=== Data rows ===

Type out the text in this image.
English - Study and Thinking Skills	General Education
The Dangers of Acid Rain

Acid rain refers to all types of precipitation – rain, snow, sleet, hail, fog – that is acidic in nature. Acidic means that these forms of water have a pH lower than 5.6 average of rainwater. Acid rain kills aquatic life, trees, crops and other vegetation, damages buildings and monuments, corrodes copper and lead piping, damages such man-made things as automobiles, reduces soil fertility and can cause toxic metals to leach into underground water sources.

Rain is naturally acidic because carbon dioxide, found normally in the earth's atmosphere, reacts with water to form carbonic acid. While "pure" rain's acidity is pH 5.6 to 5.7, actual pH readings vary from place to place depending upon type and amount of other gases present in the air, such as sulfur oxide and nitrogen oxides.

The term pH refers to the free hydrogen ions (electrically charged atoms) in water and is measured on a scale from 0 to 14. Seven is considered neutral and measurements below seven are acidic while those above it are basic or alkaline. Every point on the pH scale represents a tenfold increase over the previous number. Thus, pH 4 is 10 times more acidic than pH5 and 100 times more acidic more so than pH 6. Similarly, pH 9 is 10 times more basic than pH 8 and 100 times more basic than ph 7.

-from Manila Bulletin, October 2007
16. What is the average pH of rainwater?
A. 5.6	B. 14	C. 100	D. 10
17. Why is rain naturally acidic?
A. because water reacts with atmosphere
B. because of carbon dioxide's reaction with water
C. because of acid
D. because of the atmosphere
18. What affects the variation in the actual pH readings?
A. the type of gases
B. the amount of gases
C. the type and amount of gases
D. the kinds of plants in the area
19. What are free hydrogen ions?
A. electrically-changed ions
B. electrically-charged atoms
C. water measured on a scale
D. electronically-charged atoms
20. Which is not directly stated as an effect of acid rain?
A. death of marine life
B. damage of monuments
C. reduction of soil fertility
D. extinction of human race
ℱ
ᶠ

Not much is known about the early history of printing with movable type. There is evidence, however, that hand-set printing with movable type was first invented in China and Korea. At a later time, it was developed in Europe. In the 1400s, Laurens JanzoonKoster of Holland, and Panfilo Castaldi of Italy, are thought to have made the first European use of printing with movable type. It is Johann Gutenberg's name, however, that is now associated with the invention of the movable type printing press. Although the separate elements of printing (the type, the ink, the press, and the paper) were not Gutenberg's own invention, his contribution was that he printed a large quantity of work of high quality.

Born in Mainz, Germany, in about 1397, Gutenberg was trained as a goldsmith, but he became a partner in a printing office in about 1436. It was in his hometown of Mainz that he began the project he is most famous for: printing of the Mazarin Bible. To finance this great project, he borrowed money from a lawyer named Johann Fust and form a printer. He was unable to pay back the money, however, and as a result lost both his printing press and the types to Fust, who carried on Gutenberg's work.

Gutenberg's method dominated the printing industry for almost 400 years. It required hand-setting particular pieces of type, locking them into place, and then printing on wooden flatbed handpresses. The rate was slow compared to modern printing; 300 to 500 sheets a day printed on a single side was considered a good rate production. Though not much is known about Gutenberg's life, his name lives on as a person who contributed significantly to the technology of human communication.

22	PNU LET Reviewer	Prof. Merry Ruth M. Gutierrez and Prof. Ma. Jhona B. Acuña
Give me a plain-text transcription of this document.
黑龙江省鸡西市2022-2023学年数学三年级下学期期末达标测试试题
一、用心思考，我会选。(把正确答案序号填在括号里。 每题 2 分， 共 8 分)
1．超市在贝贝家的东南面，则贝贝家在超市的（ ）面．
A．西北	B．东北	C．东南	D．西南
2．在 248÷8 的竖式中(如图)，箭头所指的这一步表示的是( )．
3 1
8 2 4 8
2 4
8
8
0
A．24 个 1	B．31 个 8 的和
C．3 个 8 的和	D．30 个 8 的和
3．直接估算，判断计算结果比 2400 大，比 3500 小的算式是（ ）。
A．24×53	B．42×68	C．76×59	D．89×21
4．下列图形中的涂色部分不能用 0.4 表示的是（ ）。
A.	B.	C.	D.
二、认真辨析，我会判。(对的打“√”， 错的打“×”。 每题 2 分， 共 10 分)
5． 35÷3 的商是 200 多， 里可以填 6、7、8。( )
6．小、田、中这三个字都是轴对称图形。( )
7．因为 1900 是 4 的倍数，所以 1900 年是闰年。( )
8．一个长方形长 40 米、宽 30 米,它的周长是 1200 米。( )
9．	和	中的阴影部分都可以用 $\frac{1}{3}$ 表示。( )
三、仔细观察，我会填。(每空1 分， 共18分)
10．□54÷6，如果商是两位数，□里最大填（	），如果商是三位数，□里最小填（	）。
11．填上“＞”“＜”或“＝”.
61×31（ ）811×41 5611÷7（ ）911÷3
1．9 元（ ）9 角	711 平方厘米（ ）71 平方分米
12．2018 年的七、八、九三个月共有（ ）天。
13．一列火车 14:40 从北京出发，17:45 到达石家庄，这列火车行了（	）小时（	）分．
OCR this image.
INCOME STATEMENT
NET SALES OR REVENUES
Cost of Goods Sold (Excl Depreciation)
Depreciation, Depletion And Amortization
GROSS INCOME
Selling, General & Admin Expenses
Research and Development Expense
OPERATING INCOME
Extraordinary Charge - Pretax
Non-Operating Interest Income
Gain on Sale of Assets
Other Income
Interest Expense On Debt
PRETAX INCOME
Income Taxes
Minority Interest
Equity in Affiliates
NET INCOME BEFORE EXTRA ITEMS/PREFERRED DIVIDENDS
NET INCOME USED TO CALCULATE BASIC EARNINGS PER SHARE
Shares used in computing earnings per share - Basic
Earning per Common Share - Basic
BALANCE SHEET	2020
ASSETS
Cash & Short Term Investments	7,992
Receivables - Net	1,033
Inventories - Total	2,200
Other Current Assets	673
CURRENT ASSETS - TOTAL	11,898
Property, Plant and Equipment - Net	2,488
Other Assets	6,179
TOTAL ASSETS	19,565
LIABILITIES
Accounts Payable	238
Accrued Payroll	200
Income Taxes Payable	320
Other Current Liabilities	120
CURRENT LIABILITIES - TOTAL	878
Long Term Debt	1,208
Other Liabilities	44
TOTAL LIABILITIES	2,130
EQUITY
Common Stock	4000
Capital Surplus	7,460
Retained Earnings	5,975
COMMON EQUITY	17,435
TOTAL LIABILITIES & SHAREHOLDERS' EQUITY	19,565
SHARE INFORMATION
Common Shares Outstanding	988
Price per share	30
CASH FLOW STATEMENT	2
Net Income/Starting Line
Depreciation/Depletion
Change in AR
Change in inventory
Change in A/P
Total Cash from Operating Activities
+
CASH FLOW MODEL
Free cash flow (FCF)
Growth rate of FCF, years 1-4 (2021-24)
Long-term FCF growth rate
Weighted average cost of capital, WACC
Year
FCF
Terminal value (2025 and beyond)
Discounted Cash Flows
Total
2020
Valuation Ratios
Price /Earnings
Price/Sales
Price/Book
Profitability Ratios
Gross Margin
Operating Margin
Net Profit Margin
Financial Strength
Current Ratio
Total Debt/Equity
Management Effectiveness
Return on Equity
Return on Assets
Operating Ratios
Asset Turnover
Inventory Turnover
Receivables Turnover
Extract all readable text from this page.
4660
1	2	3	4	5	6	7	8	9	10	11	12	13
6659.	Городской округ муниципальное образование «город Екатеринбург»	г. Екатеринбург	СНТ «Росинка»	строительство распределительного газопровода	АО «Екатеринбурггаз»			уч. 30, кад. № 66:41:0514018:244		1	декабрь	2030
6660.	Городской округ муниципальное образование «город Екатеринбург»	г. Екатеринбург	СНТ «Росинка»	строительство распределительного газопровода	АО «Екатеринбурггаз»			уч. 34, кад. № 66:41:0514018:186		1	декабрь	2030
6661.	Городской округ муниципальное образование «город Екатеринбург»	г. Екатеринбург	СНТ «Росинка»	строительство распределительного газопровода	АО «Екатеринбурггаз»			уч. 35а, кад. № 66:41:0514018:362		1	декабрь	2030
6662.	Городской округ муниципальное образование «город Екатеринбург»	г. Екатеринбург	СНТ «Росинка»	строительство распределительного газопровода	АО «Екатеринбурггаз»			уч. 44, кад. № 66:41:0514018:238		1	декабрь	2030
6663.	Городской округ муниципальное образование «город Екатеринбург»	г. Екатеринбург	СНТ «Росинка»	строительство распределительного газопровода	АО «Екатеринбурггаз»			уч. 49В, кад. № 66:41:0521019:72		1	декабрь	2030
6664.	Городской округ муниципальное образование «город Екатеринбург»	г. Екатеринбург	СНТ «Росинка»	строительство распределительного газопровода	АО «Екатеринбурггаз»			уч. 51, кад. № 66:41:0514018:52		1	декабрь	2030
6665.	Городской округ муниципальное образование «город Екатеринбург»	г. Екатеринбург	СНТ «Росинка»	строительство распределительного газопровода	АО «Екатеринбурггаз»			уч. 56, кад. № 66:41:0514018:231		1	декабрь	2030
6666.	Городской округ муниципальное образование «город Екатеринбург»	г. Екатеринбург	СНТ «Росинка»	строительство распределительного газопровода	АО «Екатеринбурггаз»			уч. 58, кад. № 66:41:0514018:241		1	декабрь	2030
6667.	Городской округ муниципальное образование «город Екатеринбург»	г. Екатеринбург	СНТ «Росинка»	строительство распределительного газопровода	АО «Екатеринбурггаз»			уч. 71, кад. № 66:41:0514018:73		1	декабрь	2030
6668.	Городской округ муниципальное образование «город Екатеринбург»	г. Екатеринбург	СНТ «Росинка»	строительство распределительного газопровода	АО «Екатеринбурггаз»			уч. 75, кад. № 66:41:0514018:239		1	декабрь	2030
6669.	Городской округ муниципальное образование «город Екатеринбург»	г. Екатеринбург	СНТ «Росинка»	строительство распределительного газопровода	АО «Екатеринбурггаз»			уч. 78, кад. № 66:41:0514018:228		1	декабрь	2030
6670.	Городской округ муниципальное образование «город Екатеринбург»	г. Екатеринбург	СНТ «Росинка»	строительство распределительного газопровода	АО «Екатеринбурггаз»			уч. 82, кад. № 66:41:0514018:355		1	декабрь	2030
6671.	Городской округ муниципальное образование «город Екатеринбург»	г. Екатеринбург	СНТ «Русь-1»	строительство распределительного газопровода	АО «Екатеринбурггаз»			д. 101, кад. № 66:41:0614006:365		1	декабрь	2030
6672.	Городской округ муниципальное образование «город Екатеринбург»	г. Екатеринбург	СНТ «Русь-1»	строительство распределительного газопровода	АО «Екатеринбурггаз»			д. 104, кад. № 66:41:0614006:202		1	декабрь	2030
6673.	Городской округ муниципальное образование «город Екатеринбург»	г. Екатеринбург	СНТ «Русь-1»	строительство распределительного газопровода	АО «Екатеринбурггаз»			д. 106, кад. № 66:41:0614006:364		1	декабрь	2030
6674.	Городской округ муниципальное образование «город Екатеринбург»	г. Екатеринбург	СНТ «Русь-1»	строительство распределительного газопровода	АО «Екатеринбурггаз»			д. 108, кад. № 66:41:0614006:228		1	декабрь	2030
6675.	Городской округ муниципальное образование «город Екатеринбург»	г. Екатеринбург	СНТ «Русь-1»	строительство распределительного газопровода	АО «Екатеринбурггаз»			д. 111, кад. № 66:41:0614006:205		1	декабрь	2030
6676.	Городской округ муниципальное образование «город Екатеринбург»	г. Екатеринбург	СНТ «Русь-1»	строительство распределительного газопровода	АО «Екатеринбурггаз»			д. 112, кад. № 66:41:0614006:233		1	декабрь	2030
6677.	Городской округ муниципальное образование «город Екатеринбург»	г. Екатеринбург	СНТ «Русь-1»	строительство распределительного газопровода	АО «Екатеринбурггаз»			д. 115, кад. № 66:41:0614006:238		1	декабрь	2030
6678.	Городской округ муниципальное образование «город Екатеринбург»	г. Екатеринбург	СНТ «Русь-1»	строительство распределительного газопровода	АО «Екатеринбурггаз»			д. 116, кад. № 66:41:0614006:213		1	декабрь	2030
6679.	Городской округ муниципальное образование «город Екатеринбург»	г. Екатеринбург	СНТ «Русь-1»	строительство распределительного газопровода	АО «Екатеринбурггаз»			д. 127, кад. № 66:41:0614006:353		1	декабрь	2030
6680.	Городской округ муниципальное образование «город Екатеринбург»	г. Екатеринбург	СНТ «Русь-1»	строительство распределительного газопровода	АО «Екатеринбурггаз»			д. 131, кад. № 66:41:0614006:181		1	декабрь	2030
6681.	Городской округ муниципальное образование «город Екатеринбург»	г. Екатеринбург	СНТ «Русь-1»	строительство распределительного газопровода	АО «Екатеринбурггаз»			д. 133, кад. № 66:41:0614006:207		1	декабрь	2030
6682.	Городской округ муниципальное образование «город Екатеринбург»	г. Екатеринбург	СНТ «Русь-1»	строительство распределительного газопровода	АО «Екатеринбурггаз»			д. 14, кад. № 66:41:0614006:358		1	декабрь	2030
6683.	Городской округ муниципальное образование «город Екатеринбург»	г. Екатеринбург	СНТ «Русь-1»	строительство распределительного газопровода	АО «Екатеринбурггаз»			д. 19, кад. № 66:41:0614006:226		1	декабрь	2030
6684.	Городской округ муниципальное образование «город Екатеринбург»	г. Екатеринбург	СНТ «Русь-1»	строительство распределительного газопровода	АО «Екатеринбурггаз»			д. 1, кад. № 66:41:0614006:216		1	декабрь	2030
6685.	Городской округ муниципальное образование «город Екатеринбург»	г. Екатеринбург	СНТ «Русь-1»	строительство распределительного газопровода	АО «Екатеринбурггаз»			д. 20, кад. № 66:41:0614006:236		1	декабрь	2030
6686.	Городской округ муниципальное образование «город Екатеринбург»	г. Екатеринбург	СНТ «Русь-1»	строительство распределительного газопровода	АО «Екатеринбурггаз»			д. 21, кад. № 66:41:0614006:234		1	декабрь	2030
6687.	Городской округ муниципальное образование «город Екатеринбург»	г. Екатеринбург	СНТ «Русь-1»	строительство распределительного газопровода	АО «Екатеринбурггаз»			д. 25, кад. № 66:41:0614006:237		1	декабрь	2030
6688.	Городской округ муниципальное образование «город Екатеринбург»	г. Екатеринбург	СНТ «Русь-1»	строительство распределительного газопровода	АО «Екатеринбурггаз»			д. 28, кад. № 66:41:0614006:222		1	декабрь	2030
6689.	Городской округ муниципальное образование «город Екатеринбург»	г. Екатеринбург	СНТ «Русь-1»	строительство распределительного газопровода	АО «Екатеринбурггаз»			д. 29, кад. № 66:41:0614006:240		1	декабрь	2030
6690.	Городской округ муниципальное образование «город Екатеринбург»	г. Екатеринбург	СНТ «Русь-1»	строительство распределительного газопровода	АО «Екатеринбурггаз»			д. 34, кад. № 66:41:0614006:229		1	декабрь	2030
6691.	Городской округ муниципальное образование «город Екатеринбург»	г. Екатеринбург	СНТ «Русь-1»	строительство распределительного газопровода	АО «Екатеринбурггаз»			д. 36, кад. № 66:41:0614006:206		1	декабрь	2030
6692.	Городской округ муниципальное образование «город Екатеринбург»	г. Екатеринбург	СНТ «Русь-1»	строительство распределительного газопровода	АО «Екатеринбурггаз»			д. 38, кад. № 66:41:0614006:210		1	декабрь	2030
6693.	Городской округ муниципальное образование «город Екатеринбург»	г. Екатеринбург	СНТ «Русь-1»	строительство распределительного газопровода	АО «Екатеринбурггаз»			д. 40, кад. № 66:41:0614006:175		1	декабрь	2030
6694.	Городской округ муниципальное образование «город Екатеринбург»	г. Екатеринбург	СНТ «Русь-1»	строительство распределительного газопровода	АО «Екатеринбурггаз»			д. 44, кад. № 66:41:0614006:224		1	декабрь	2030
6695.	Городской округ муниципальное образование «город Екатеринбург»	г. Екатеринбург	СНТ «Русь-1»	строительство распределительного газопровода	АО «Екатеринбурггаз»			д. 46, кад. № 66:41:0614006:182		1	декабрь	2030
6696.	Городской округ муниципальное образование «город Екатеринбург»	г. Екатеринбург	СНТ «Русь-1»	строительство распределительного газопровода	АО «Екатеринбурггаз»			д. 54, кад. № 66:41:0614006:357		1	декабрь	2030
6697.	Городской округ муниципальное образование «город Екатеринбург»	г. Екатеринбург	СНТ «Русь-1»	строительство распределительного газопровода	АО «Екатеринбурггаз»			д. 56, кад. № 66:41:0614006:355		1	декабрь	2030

===

*Exercise aim*.
Find the lines above holding the word "image" and show them.

*Response*.
Type out the text in this image.
OCR this image.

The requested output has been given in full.